> Problem details
Pull every line holding the string "name" from the records below.

> Records for this exercise
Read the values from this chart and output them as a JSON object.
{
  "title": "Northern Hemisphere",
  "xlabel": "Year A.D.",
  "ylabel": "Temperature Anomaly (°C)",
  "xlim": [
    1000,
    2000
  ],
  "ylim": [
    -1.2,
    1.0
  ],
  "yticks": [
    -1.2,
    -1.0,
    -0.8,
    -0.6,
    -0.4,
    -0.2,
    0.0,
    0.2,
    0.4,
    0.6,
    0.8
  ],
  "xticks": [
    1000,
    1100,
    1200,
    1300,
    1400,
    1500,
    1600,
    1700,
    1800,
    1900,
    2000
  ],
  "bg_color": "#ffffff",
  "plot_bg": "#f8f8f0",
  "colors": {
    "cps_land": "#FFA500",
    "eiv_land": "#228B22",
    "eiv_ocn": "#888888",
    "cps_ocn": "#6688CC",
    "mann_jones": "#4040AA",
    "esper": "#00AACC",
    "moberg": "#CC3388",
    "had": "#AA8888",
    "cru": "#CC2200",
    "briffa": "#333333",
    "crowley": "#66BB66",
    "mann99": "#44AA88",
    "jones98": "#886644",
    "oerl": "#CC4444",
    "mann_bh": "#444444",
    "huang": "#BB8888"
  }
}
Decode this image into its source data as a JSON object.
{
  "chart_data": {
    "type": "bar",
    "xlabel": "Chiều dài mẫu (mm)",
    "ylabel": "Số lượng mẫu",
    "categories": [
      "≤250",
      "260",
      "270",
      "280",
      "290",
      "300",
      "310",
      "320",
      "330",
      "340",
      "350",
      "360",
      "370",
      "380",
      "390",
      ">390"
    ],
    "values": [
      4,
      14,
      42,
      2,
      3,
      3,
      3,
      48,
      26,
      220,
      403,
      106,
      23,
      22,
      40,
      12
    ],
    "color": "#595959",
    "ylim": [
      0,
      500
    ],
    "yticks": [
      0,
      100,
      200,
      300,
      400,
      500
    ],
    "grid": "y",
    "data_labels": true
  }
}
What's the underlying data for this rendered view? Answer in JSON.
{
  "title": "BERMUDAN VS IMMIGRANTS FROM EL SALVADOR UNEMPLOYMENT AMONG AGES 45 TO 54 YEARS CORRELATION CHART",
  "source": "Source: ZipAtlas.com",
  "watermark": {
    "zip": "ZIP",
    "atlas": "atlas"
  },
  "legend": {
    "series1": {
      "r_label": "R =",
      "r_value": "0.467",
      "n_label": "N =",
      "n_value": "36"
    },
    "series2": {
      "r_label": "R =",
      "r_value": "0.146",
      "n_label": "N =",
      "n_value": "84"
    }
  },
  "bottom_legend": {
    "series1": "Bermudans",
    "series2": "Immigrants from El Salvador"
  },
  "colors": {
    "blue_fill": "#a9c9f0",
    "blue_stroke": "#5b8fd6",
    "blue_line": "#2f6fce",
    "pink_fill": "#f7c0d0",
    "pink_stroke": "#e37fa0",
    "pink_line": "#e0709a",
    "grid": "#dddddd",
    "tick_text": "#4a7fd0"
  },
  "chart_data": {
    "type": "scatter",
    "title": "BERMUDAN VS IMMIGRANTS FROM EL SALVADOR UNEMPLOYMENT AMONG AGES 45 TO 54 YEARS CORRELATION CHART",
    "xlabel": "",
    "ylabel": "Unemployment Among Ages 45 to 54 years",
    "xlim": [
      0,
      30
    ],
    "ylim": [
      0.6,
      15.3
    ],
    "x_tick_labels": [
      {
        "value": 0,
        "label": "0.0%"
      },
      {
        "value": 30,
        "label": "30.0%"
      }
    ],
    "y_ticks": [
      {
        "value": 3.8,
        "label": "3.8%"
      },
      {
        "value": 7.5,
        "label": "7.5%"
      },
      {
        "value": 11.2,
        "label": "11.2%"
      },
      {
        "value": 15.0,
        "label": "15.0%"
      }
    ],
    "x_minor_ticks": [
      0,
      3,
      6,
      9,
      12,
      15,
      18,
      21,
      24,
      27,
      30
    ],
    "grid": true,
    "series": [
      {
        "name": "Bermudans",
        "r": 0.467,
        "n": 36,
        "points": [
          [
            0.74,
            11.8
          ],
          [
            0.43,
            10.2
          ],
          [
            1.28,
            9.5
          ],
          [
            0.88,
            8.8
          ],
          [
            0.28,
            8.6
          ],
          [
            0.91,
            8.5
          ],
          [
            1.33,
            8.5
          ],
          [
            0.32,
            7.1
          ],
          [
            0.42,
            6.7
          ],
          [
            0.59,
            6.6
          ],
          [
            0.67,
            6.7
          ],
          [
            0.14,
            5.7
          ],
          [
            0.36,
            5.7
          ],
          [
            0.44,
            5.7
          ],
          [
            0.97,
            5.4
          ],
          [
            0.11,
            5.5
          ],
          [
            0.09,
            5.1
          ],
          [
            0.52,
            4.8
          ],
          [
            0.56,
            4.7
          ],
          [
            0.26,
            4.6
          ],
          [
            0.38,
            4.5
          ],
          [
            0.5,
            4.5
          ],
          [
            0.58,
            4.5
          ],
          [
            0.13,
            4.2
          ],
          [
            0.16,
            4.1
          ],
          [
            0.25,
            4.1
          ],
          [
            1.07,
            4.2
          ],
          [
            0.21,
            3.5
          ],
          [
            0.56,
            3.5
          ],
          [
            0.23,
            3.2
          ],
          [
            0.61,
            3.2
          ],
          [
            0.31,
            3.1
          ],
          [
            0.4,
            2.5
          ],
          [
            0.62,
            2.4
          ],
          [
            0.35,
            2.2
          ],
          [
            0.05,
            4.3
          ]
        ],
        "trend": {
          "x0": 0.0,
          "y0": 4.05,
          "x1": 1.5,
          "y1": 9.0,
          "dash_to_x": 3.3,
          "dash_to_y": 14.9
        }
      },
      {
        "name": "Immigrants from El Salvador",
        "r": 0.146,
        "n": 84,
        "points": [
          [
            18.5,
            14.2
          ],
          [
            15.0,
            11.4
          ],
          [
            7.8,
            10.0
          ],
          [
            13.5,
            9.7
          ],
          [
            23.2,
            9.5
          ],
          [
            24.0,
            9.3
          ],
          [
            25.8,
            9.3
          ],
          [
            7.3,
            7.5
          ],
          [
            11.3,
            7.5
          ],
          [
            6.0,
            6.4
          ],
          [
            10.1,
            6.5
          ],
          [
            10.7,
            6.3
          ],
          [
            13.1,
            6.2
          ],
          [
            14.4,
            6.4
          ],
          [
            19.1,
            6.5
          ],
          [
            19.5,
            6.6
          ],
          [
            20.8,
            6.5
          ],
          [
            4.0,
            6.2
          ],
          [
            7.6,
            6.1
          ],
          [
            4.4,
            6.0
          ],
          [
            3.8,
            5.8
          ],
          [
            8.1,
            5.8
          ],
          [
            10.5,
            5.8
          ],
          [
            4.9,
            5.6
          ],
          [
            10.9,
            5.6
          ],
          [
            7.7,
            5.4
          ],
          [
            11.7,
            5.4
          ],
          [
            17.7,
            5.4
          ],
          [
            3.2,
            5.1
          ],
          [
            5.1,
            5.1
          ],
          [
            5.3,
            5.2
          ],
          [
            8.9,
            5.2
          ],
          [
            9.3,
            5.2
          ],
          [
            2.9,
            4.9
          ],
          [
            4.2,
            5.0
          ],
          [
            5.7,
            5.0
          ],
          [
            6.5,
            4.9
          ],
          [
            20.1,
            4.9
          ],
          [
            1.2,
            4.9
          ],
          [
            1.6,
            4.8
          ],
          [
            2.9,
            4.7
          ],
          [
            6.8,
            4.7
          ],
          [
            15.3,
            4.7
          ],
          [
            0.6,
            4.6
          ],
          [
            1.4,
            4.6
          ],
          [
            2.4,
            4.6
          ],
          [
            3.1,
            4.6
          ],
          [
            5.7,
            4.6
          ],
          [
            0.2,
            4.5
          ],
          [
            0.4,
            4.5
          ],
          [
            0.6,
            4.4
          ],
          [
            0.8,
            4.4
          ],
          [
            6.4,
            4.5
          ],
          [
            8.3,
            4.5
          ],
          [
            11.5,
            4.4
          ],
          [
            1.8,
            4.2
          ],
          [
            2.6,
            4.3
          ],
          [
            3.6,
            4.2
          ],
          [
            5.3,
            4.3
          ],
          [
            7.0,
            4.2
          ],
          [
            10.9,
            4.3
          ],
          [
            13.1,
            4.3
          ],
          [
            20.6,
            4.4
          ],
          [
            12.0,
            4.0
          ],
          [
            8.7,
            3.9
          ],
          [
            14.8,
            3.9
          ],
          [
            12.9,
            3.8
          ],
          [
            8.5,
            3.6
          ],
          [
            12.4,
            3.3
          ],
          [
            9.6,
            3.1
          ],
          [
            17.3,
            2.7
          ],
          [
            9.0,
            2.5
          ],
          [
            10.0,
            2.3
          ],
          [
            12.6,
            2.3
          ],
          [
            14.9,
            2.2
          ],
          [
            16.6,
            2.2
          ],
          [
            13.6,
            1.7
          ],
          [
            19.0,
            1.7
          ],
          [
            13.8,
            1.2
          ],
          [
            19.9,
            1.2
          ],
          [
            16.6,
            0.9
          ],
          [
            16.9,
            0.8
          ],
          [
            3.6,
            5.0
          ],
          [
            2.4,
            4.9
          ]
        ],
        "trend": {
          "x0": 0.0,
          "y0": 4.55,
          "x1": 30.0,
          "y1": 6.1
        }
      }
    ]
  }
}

> Final result
        "name": "Bermudans",
        "name": "Immigrants from El Salvador",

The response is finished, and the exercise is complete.